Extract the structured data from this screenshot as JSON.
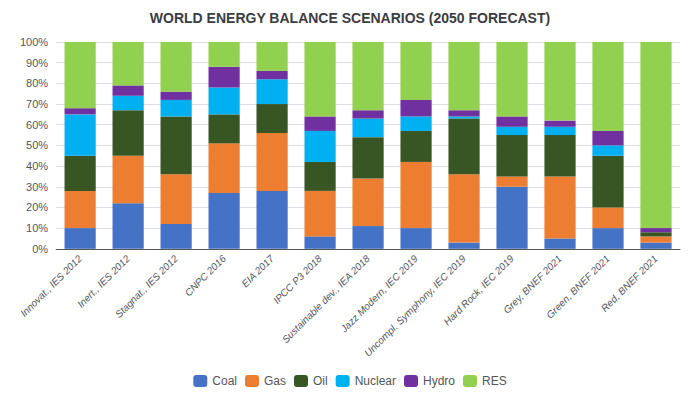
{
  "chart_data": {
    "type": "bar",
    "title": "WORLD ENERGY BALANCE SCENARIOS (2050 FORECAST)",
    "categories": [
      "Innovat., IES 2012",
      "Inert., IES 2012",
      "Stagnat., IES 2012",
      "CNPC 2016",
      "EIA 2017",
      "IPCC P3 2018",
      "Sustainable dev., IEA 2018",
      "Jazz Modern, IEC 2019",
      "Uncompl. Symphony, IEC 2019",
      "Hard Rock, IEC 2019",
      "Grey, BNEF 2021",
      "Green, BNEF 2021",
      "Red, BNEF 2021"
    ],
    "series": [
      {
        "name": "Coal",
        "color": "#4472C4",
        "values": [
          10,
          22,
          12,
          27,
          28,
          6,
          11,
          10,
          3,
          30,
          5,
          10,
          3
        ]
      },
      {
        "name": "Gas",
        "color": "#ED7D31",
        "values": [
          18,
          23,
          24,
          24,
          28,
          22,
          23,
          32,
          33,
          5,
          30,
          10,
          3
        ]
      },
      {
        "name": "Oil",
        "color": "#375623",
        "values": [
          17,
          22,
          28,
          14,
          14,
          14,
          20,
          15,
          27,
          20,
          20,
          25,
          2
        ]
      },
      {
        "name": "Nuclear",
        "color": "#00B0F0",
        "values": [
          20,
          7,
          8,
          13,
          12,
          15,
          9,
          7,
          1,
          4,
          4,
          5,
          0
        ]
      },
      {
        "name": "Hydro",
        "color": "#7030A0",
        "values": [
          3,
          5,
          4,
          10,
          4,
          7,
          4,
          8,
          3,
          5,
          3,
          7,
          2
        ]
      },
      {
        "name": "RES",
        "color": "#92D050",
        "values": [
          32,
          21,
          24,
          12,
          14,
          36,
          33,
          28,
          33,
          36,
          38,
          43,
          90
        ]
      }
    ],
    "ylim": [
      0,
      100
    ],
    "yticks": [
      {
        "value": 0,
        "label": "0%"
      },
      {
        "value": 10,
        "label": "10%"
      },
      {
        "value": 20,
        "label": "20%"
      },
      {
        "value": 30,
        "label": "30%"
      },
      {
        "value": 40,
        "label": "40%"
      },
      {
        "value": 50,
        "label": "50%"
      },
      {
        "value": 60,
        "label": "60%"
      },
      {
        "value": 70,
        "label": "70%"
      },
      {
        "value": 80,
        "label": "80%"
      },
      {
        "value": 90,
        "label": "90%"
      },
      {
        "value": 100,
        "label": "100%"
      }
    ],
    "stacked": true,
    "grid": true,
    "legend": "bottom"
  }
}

══════════════════════════════

- [WORK TO DO] Exclude the pictures and transcribe all of the entries exactly.

- [COMPLETED TASK]
Extract the structured data from this screenshot as JSON.
{
  "chart_data": {
    "type": "bar",
    "title": "WORLD ENERGY BALANCE SCENARIOS (2050 FORECAST)",
    "categories": [
      "Innovat., IES 2012",
      "Inert., IES 2012",
      "Stagnat., IES 2012",
      "CNPC 2016",
      "EIA 2017",
      "IPCC P3 2018",
      "Sustainable dev., IEA 2018",
      "Jazz Modern, IEC 2019",
      "Uncompl. Symphony, IEC 2019",
      "Hard Rock, IEC 2019",
      "Grey, BNEF 2021",
      "Green, BNEF 2021",
      "Red, BNEF 2021"
    ],
    "series": [
      {
        "name": "Coal",
        "color": "#4472C4",
        "values": [
          10,
          22,
          12,
          27,
          28,
          6,
          11,
          10,
          3,
          30,
          5,
          10,
          3
        ]
      },
      {
        "name": "Gas",
        "color": "#ED7D31",
        "values": [
          18,
          23,
          24,
          24,
          28,
          22,
          23,
          32,
          33,
          5,
          30,
          10,
          3
        ]
      },
      {
        "name": "Oil",
        "color": "#375623",
        "values": [
          17,
          22,
          28,
          14,
          14,
          14,
          20,
          15,
          27,
          20,
          20,
          25,
          2
        ]
      },
      {
        "name": "Nuclear",
        "color": "#00B0F0",
        "values": [
          20,
          7,
          8,
          13,
          12,
          15,
          9,
          7,
          1,
          4,
          4,
          5,
          0
        ]
      },
      {
        "name": "Hydro",
        "color": "#7030A0",
        "values": [
          3,
          5,
          4,
          10,
          4,
          7,
          4,
          8,
          3,
          5,
          3,
          7,
          2
        ]
      },
      {
        "name": "RES",
        "color": "#92D050",
        "values": [
          32,
          21,
          24,
          12,
          14,
          36,
          33,
          28,
          33,
          36,
          38,
          43,
          90
        ]
      }
    ],
    "ylim": [
      0,
      100
    ],
    "yticks": [
      {
        "value": 0,
        "label": "0%"
      },
      {
        "value": 10,
        "label": "10%"
      },
      {
        "value": 20,
        "label": "20%"
      },
      {
        "value": 30,
        "label": "30%"
      },
      {
        "value": 40,
        "label": "40%"
      },
      {
        "value": 50,
        "label": "50%"
      },
      {
        "value": 60,
        "label": "60%"
      },
      {
        "value": 70,
        "label": "70%"
      },
      {
        "value": 80,
        "label": "80%"
      },
      {
        "value": 90,
        "label": "90%"
      },
      {
        "value": 100,
        "label": "100%"
      }
    ],
    "stacked": true,
    "grid": true,
    "legend": "bottom"
  }
}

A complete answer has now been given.